Every record below should be printed exactly as it appears.

- Extracted records:
• • • • • • •

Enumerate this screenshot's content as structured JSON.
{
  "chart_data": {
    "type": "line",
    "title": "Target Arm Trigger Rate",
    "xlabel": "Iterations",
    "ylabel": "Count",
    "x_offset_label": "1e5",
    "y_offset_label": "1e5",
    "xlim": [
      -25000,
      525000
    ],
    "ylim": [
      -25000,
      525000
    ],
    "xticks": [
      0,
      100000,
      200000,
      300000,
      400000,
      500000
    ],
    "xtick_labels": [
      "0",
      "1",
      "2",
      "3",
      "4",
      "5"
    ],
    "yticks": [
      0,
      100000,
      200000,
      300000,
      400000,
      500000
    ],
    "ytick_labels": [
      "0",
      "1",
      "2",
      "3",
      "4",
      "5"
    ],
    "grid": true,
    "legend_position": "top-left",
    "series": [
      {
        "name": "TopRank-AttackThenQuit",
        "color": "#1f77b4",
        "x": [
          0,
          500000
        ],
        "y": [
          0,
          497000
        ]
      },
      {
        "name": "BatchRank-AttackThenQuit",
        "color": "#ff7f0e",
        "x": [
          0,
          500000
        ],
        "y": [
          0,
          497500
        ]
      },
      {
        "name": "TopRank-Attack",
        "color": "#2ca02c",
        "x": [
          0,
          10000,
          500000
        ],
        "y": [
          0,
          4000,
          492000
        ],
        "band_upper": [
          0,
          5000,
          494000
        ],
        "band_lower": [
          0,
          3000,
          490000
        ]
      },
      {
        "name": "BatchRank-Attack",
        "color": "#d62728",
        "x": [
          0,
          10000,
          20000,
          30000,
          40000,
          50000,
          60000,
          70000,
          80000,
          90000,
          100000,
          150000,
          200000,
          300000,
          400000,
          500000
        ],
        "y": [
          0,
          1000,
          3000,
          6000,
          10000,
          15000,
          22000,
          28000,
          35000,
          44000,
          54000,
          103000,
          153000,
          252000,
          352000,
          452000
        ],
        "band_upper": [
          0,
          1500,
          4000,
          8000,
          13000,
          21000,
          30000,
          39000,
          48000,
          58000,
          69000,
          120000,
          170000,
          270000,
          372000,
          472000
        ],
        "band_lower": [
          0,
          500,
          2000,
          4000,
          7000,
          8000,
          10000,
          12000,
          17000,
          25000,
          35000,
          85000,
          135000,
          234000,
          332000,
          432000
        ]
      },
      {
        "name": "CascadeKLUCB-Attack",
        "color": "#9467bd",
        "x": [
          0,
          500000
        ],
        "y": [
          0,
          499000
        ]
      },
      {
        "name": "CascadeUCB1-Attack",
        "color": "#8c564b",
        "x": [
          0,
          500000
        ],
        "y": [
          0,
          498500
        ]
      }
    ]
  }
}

• • • • • • •

- Answer in full:
Enumerate this screenshot's content as structured JSON.
{
  "chart_data": {
    "type": "line",
    "title": "Target Arm Trigger Rate",
    "xlabel": "Iterations",
    "ylabel": "Count",
    "x_offset_label": "1e5",
    "y_offset_label": "1e5",
    "xlim": [
      -25000,
      525000
    ],
    "ylim": [
      -25000,
      525000
    ],
    "xticks": [
      0,
      100000,
      200000,
      300000,
      400000,
      500000
    ],
    "xtick_labels": [
      "0",
      "1",
      "2",
      "3",
      "4",
      "5"
    ],
    "yticks": [
      0,
      100000,
      200000,
      300000,
      400000,
      500000
    ],
    "ytick_labels": [
      "0",
      "1",
      "2",
      "3",
      "4",
      "5"
    ],
    "grid": true,
    "legend_position": "top-left",
    "series": [
      {
        "name": "TopRank-AttackThenQuit",
        "color": "#1f77b4",
        "x": [
          0,
          500000
        ],
        "y": [
          0,
          497000
        ]
      },
      {
        "name": "BatchRank-AttackThenQuit",
        "color": "#ff7f0e",
        "x": [
          0,
          500000
        ],
        "y": [
          0,
          497500
        ]
      },
      {
        "name": "TopRank-Attack",
        "color": "#2ca02c",
        "x": [
          0,
          10000,
          500000
        ],
        "y": [
          0,
          4000,
          492000
        ],
        "band_upper": [
          0,
          5000,
          494000
        ],
        "band_lower": [
          0,
          3000,
          490000
        ]
      },
      {
        "name": "BatchRank-Attack",
        "color": "#d62728",
        "x": [
          0,
          10000,
          20000,
          30000,
          40000,
          50000,
          60000,
          70000,
          80000,
          90000,
          100000,
          150000,
          200000,
          300000,
          400000,
          500000
        ],
        "y": [
          0,
          1000,
          3000,
          6000,
          10000,
          15000,
          22000,
          28000,
          35000,
          44000,
          54000,
          103000,
          153000,
          252000,
          352000,
          452000
        ],
        "band_upper": [
          0,
          1500,
          4000,
          8000,
          13000,
          21000,
          30000,
          39000,
          48000,
          58000,
          69000,
          120000,
          170000,
          270000,
          372000,
          472000
        ],
        "band_lower": [
          0,
          500,
          2000,
          4000,
          7000,
          8000,
          10000,
          12000,
          17000,
          25000,
          35000,
          85000,
          135000,
          234000,
          332000,
          432000
        ]
      },
      {
        "name": "CascadeKLUCB-Attack",
        "color": "#9467bd",
        "x": [
          0,
          500000
        ],
        "y": [
          0,
          499000
        ]
      },
      {
        "name": "CascadeUCB1-Attack",
        "color": "#8c564b",
        "x": [
          0,
          500000
        ],
        "y": [
          0,
          498500
        ]
      }
    ]
  }
}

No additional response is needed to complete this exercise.